Brief ::
From the entries below, list each line with "Heim".

Data lines ::
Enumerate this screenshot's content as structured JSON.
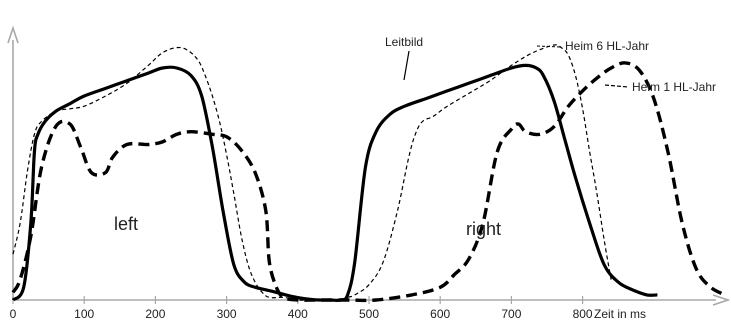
{
  "chart_data": {
    "type": "line",
    "xlabel": "Zeit in ms",
    "x_ticks": [
      0,
      100,
      200,
      300,
      400,
      500,
      600,
      700,
      800
    ],
    "xlim": [
      0,
      1010
    ],
    "ylim": [
      0,
      100
    ],
    "grid": false,
    "annotations": [
      "left",
      "right"
    ],
    "series": [
      {
        "name": "Leitbild",
        "style": "solid",
        "x": [
          0,
          15,
          25,
          30,
          35,
          45,
          60,
          80,
          100,
          130,
          160,
          190,
          210,
          230,
          250,
          265,
          280,
          295,
          310,
          325,
          340,
          355,
          370,
          390,
          410,
          430,
          445,
          460,
          470,
          480,
          495,
          510,
          530,
          550,
          580,
          610,
          640,
          670,
          700,
          720,
          735,
          745,
          760,
          775,
          790,
          810,
          830,
          850,
          870,
          890,
          905
        ],
        "y": [
          0,
          5,
          30,
          58,
          65,
          70,
          74,
          77,
          80,
          83,
          86,
          89,
          91,
          91,
          88,
          80,
          60,
          35,
          14,
          7,
          5,
          4,
          3,
          1.5,
          0.5,
          0,
          0,
          0,
          2,
          15,
          52,
          66,
          73,
          76,
          79,
          82,
          85,
          88,
          91,
          92,
          91,
          88,
          78,
          63,
          48,
          30,
          14,
          7,
          4,
          2,
          2
        ]
      },
      {
        "name": "Heim 6 HL-Jahr",
        "style": "thin-dash",
        "x": [
          0,
          10,
          20,
          30,
          40,
          60,
          80,
          100,
          130,
          160,
          190,
          210,
          230,
          245,
          260,
          270,
          280,
          290,
          300,
          310,
          320,
          330,
          340,
          350,
          360,
          380,
          400,
          420,
          440,
          460,
          470,
          480,
          500,
          520,
          540,
          555,
          565,
          575,
          590,
          610,
          640,
          670,
          700,
          730,
          760,
          770,
          780,
          790,
          800,
          810,
          820,
          830,
          840
        ],
        "y": [
          18,
          30,
          50,
          65,
          70,
          74,
          75,
          76,
          80,
          85,
          92,
          97,
          99,
          98,
          94,
          88,
          80,
          70,
          57,
          42,
          26,
          14,
          7,
          3,
          1,
          1,
          0,
          0,
          0,
          0,
          1,
          2,
          6,
          15,
          35,
          55,
          65,
          70,
          72,
          76,
          81,
          86,
          92,
          97,
          100,
          99,
          96,
          88,
          75,
          58,
          42,
          24,
          8
        ]
      },
      {
        "name": "Heim 1 HL-Jahr",
        "style": "thick-dash",
        "x": [
          0,
          10,
          25,
          40,
          60,
          80,
          95,
          110,
          130,
          140,
          160,
          190,
          210,
          230,
          250,
          280,
          300,
          320,
          340,
          355,
          360,
          370,
          380,
          400,
          430,
          470,
          510,
          560,
          600,
          620,
          640,
          660,
          680,
          700,
          710,
          720,
          740,
          760,
          780,
          800,
          820,
          840,
          860,
          880,
          900,
          920,
          940,
          960,
          980,
          1000
        ],
        "y": [
          3,
          8,
          25,
          52,
          68,
          69,
          60,
          50,
          50,
          56,
          61,
          61,
          62,
          65,
          66,
          65,
          64,
          59,
          50,
          35,
          15,
          5,
          1,
          0,
          0,
          0,
          0,
          2,
          5,
          10,
          16,
          30,
          58,
          67,
          69,
          66,
          65,
          68,
          76,
          82,
          87,
          91,
          93,
          90,
          79,
          58,
          30,
          12,
          5,
          2
        ]
      }
    ]
  }
}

Written reply ::
        "name": "Heim 6 HL-Jahr",
        "name": "Heim 1 HL-Jahr",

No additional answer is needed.